* **REQUIREMENTS**
What follows is a set of records; restate each one word for word and drop the pictures.

* **Source data**
--- BEGIN ---
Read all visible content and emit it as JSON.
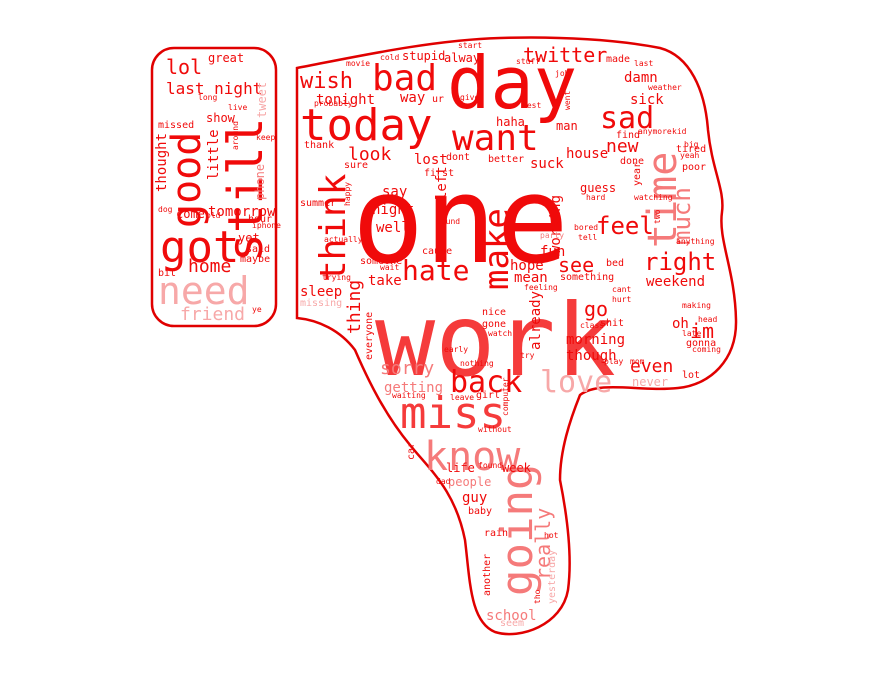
{
  "colors": {
    "outline": "#e00000",
    "red": "#f00a0a",
    "red_mid": "#f53b3b",
    "pink": "#f57a7a",
    "pale": "#f7a8a8"
  },
  "words": [
    {
      "text": "one"
    },
    {
      "text": "work"
    },
    {
      "text": "day"
    },
    {
      "text": "today"
    },
    {
      "text": "bad"
    },
    {
      "text": "want"
    },
    {
      "text": "miss"
    },
    {
      "text": "know"
    },
    {
      "text": "going"
    },
    {
      "text": "got"
    },
    {
      "text": "good"
    },
    {
      "text": "still"
    },
    {
      "text": "need"
    },
    {
      "text": "think"
    },
    {
      "text": "make"
    },
    {
      "text": "time"
    },
    {
      "text": "sad"
    },
    {
      "text": "back"
    },
    {
      "text": "love"
    },
    {
      "text": "hate"
    },
    {
      "text": "right"
    },
    {
      "text": "feel"
    },
    {
      "text": "much"
    },
    {
      "text": "twitter"
    },
    {
      "text": "wish"
    },
    {
      "text": "home"
    },
    {
      "text": "lol"
    },
    {
      "text": "last night"
    },
    {
      "text": "friend"
    },
    {
      "text": "tomorrow"
    },
    {
      "text": "sorry"
    },
    {
      "text": "really"
    },
    {
      "text": "look"
    },
    {
      "text": "tonight"
    },
    {
      "text": "new"
    },
    {
      "text": "even"
    },
    {
      "text": "im"
    },
    {
      "text": "see"
    },
    {
      "text": "go"
    },
    {
      "text": "oh"
    },
    {
      "text": "weekend"
    },
    {
      "text": "thing"
    },
    {
      "text": "sleep"
    },
    {
      "text": "take"
    },
    {
      "text": "hope"
    },
    {
      "text": "mean"
    },
    {
      "text": "fun"
    },
    {
      "text": "morning"
    },
    {
      "text": "though"
    },
    {
      "text": "already"
    },
    {
      "text": "working"
    },
    {
      "text": "suck"
    },
    {
      "text": "house"
    },
    {
      "text": "sick"
    },
    {
      "text": "damn"
    },
    {
      "text": "say"
    },
    {
      "text": "night"
    },
    {
      "text": "well"
    },
    {
      "text": "lost"
    },
    {
      "text": "left"
    },
    {
      "text": "way"
    },
    {
      "text": "show"
    },
    {
      "text": "great"
    },
    {
      "text": "little"
    },
    {
      "text": "thought"
    },
    {
      "text": "come"
    },
    {
      "text": "yet"
    },
    {
      "text": "phone"
    },
    {
      "text": "tweet"
    },
    {
      "text": "guy"
    },
    {
      "text": "people"
    },
    {
      "text": "school"
    },
    {
      "text": "life"
    },
    {
      "text": "week"
    },
    {
      "text": "getting"
    },
    {
      "text": "never"
    },
    {
      "text": "stupid"
    },
    {
      "text": "alway"
    },
    {
      "text": "man"
    },
    {
      "text": "better"
    },
    {
      "text": "haha"
    },
    {
      "text": "guess"
    },
    {
      "text": "shit"
    },
    {
      "text": "gone"
    },
    {
      "text": "nice"
    },
    {
      "text": "girl"
    },
    {
      "text": "lot"
    },
    {
      "text": "gonna"
    },
    {
      "text": "tired"
    },
    {
      "text": "poor"
    },
    {
      "text": "find"
    },
    {
      "text": "done"
    },
    {
      "text": "cause"
    },
    {
      "text": "first"
    },
    {
      "text": "dont"
    },
    {
      "text": "someone"
    },
    {
      "text": "everyone"
    },
    {
      "text": "sure"
    },
    {
      "text": "thank"
    },
    {
      "text": "summer"
    },
    {
      "text": "missing"
    },
    {
      "text": "hour"
    },
    {
      "text": "said"
    },
    {
      "text": "maybe"
    },
    {
      "text": "missed"
    },
    {
      "text": "bit"
    },
    {
      "text": "made"
    },
    {
      "text": "rain"
    },
    {
      "text": "baby"
    },
    {
      "text": "another"
    },
    {
      "text": "yesterday"
    },
    {
      "text": "seem"
    },
    {
      "text": "car"
    },
    {
      "text": "bed"
    },
    {
      "text": "something"
    },
    {
      "text": "party"
    },
    {
      "text": "anything"
    },
    {
      "text": "head"
    },
    {
      "text": "coming"
    },
    {
      "text": "late"
    },
    {
      "text": "making"
    },
    {
      "text": "big"
    },
    {
      "text": "yeah"
    },
    {
      "text": "kid"
    },
    {
      "text": "year"
    },
    {
      "text": "hurt"
    },
    {
      "text": "cant"
    },
    {
      "text": "class"
    },
    {
      "text": "play"
    },
    {
      "text": "mom"
    },
    {
      "text": "ur"
    },
    {
      "text": "give"
    },
    {
      "text": "best"
    },
    {
      "text": "went"
    },
    {
      "text": "job"
    },
    {
      "text": "stuff"
    },
    {
      "text": "start"
    },
    {
      "text": "cold"
    },
    {
      "text": "movie"
    },
    {
      "text": "probably"
    },
    {
      "text": "long"
    },
    {
      "text": "live"
    },
    {
      "text": "keep"
    },
    {
      "text": "around"
    },
    {
      "text": "old"
    },
    {
      "text": "dog"
    },
    {
      "text": "iphone"
    },
    {
      "text": "ye"
    },
    {
      "text": "happy"
    },
    {
      "text": "trying"
    },
    {
      "text": "actually"
    },
    {
      "text": "wait"
    },
    {
      "text": "feeling"
    },
    {
      "text": "watch"
    },
    {
      "text": "early"
    },
    {
      "text": "nothing"
    },
    {
      "text": "sound"
    },
    {
      "text": "try"
    },
    {
      "text": "waiting"
    },
    {
      "text": "leave"
    },
    {
      "text": "without"
    },
    {
      "text": "computer"
    },
    {
      "text": "dad"
    },
    {
      "text": "found"
    },
    {
      "text": "tho"
    },
    {
      "text": "hot"
    },
    {
      "text": "hard"
    },
    {
      "text": "bored"
    },
    {
      "text": "tell"
    },
    {
      "text": "weather"
    },
    {
      "text": "anymore"
    },
    {
      "text": "last"
    },
    {
      "text": "two"
    },
    {
      "text": "watching"
    }
  ]
}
--- END ---
* **REPLY**
Read all visible content and emit it as JSON.
{
  "colors": {
    "outline": "#e00000",
    "red": "#f00a0a",
    "red_mid": "#f53b3b",
    "pink": "#f57a7a",
    "pale": "#f7a8a8"
  },
  "words": [
    {
      "text": "one"
    },
    {
      "text": "work"
    },
    {
      "text": "day"
    },
    {
      "text": "today"
    },
    {
      "text": "bad"
    },
    {
      "text": "want"
    },
    {
      "text": "miss"
    },
    {
      "text": "know"
    },
    {
      "text": "going"
    },
    {
      "text": "got"
    },
    {
      "text": "good"
    },
    {
      "text": "still"
    },
    {
      "text": "need"
    },
    {
      "text": "think"
    },
    {
      "text": "make"
    },
    {
      "text": "time"
    },
    {
      "text": "sad"
    },
    {
      "text": "back"
    },
    {
      "text": "love"
    },
    {
      "text": "hate"
    },
    {
      "text": "right"
    },
    {
      "text": "feel"
    },
    {
      "text": "much"
    },
    {
      "text": "twitter"
    },
    {
      "text": "wish"
    },
    {
      "text": "home"
    },
    {
      "text": "lol"
    },
    {
      "text": "last night"
    },
    {
      "text": "friend"
    },
    {
      "text": "tomorrow"
    },
    {
      "text": "sorry"
    },
    {
      "text": "really"
    },
    {
      "text": "look"
    },
    {
      "text": "tonight"
    },
    {
      "text": "new"
    },
    {
      "text": "even"
    },
    {
      "text": "im"
    },
    {
      "text": "see"
    },
    {
      "text": "go"
    },
    {
      "text": "oh"
    },
    {
      "text": "weekend"
    },
    {
      "text": "thing"
    },
    {
      "text": "sleep"
    },
    {
      "text": "take"
    },
    {
      "text": "hope"
    },
    {
      "text": "mean"
    },
    {
      "text": "fun"
    },
    {
      "text": "morning"
    },
    {
      "text": "though"
    },
    {
      "text": "already"
    },
    {
      "text": "working"
    },
    {
      "text": "suck"
    },
    {
      "text": "house"
    },
    {
      "text": "sick"
    },
    {
      "text": "damn"
    },
    {
      "text": "say"
    },
    {
      "text": "night"
    },
    {
      "text": "well"
    },
    {
      "text": "lost"
    },
    {
      "text": "left"
    },
    {
      "text": "way"
    },
    {
      "text": "show"
    },
    {
      "text": "great"
    },
    {
      "text": "little"
    },
    {
      "text": "thought"
    },
    {
      "text": "come"
    },
    {
      "text": "yet"
    },
    {
      "text": "phone"
    },
    {
      "text": "tweet"
    },
    {
      "text": "guy"
    },
    {
      "text": "people"
    },
    {
      "text": "school"
    },
    {
      "text": "life"
    },
    {
      "text": "week"
    },
    {
      "text": "getting"
    },
    {
      "text": "never"
    },
    {
      "text": "stupid"
    },
    {
      "text": "alway"
    },
    {
      "text": "man"
    },
    {
      "text": "better"
    },
    {
      "text": "haha"
    },
    {
      "text": "guess"
    },
    {
      "text": "shit"
    },
    {
      "text": "gone"
    },
    {
      "text": "nice"
    },
    {
      "text": "girl"
    },
    {
      "text": "lot"
    },
    {
      "text": "gonna"
    },
    {
      "text": "tired"
    },
    {
      "text": "poor"
    },
    {
      "text": "find"
    },
    {
      "text": "done"
    },
    {
      "text": "cause"
    },
    {
      "text": "first"
    },
    {
      "text": "dont"
    },
    {
      "text": "someone"
    },
    {
      "text": "everyone"
    },
    {
      "text": "sure"
    },
    {
      "text": "thank"
    },
    {
      "text": "summer"
    },
    {
      "text": "missing"
    },
    {
      "text": "hour"
    },
    {
      "text": "said"
    },
    {
      "text": "maybe"
    },
    {
      "text": "missed"
    },
    {
      "text": "bit"
    },
    {
      "text": "made"
    },
    {
      "text": "rain"
    },
    {
      "text": "baby"
    },
    {
      "text": "another"
    },
    {
      "text": "yesterday"
    },
    {
      "text": "seem"
    },
    {
      "text": "car"
    },
    {
      "text": "bed"
    },
    {
      "text": "something"
    },
    {
      "text": "party"
    },
    {
      "text": "anything"
    },
    {
      "text": "head"
    },
    {
      "text": "coming"
    },
    {
      "text": "late"
    },
    {
      "text": "making"
    },
    {
      "text": "big"
    },
    {
      "text": "yeah"
    },
    {
      "text": "kid"
    },
    {
      "text": "year"
    },
    {
      "text": "hurt"
    },
    {
      "text": "cant"
    },
    {
      "text": "class"
    },
    {
      "text": "play"
    },
    {
      "text": "mom"
    },
    {
      "text": "ur"
    },
    {
      "text": "give"
    },
    {
      "text": "best"
    },
    {
      "text": "went"
    },
    {
      "text": "job"
    },
    {
      "text": "stuff"
    },
    {
      "text": "start"
    },
    {
      "text": "cold"
    },
    {
      "text": "movie"
    },
    {
      "text": "probably"
    },
    {
      "text": "long"
    },
    {
      "text": "live"
    },
    {
      "text": "keep"
    },
    {
      "text": "around"
    },
    {
      "text": "old"
    },
    {
      "text": "dog"
    },
    {
      "text": "iphone"
    },
    {
      "text": "ye"
    },
    {
      "text": "happy"
    },
    {
      "text": "trying"
    },
    {
      "text": "actually"
    },
    {
      "text": "wait"
    },
    {
      "text": "feeling"
    },
    {
      "text": "watch"
    },
    {
      "text": "early"
    },
    {
      "text": "nothing"
    },
    {
      "text": "sound"
    },
    {
      "text": "try"
    },
    {
      "text": "waiting"
    },
    {
      "text": "leave"
    },
    {
      "text": "without"
    },
    {
      "text": "computer"
    },
    {
      "text": "dad"
    },
    {
      "text": "found"
    },
    {
      "text": "tho"
    },
    {
      "text": "hot"
    },
    {
      "text": "hard"
    },
    {
      "text": "bored"
    },
    {
      "text": "tell"
    },
    {
      "text": "weather"
    },
    {
      "text": "anymore"
    },
    {
      "text": "last"
    },
    {
      "text": "two"
    },
    {
      "text": "watching"
    }
  ]
}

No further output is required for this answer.